BEGIN EXERCISE INPUT

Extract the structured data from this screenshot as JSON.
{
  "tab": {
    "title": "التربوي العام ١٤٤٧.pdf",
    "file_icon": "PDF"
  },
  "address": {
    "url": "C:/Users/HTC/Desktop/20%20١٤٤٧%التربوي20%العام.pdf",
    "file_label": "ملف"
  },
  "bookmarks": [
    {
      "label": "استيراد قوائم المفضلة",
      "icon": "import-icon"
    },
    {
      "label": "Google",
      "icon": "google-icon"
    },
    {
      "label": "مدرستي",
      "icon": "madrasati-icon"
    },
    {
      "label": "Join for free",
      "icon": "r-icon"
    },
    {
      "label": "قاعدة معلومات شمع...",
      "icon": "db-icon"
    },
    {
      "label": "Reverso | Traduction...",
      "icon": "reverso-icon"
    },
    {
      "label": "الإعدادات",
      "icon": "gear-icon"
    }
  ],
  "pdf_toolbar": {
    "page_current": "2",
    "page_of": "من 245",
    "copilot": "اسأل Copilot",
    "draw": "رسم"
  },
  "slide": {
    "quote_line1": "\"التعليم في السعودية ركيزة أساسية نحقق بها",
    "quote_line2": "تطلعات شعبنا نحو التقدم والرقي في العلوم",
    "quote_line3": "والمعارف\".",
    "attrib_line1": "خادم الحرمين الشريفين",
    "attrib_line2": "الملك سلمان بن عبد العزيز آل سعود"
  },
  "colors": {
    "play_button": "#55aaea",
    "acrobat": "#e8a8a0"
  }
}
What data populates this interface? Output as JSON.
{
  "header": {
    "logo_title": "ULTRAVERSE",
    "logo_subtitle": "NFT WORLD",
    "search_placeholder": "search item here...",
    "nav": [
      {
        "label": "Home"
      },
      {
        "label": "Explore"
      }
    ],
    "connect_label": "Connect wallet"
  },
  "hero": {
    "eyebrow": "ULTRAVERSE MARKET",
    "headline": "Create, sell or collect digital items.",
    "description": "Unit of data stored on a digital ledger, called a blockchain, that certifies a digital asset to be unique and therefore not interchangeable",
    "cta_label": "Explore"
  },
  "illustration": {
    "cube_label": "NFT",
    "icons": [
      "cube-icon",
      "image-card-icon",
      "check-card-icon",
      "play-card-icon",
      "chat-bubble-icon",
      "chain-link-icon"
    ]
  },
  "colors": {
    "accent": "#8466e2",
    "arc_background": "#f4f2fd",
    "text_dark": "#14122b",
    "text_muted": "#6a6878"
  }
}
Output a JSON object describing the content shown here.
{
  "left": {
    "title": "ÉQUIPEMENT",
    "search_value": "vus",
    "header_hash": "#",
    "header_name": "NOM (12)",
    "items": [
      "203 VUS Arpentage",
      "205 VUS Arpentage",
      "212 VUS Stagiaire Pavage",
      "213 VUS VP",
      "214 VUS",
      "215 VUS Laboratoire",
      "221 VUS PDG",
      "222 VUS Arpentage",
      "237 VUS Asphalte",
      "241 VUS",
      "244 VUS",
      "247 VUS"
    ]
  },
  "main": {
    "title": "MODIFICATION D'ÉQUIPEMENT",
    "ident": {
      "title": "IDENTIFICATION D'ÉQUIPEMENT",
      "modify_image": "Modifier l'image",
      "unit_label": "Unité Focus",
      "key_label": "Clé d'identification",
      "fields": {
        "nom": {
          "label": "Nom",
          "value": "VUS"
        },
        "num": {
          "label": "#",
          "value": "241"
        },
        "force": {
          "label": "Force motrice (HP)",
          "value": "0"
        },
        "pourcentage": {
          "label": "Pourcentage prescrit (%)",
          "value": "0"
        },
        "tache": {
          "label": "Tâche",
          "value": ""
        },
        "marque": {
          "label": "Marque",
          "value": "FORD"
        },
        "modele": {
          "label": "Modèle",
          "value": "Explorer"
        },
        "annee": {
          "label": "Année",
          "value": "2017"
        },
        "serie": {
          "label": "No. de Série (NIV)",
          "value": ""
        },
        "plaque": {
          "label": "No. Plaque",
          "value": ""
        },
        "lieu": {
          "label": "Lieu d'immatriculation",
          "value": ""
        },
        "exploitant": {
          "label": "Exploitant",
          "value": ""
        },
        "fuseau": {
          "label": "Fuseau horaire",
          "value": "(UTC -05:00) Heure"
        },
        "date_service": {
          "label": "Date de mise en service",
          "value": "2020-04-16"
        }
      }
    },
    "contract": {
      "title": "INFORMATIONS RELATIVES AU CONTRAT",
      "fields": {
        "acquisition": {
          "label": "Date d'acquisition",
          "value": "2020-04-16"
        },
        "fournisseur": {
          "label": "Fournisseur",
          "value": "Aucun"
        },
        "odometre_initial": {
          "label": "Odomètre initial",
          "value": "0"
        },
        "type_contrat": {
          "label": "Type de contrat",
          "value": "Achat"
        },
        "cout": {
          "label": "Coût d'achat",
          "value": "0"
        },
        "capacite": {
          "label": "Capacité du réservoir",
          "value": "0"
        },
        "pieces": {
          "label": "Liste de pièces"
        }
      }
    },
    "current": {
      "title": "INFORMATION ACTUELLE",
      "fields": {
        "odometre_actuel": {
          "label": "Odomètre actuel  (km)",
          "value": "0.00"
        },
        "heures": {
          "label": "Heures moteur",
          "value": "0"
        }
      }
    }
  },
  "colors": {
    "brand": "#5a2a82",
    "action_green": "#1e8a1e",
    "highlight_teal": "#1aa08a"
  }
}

END EXERCISE INPUT

Pull out each line of the entries that contains "this".

→ **SOLUTION TO THE EXERCISE**
Extract the structured data from this screenshot as JSON.
What data populates this interface? Output as JSON.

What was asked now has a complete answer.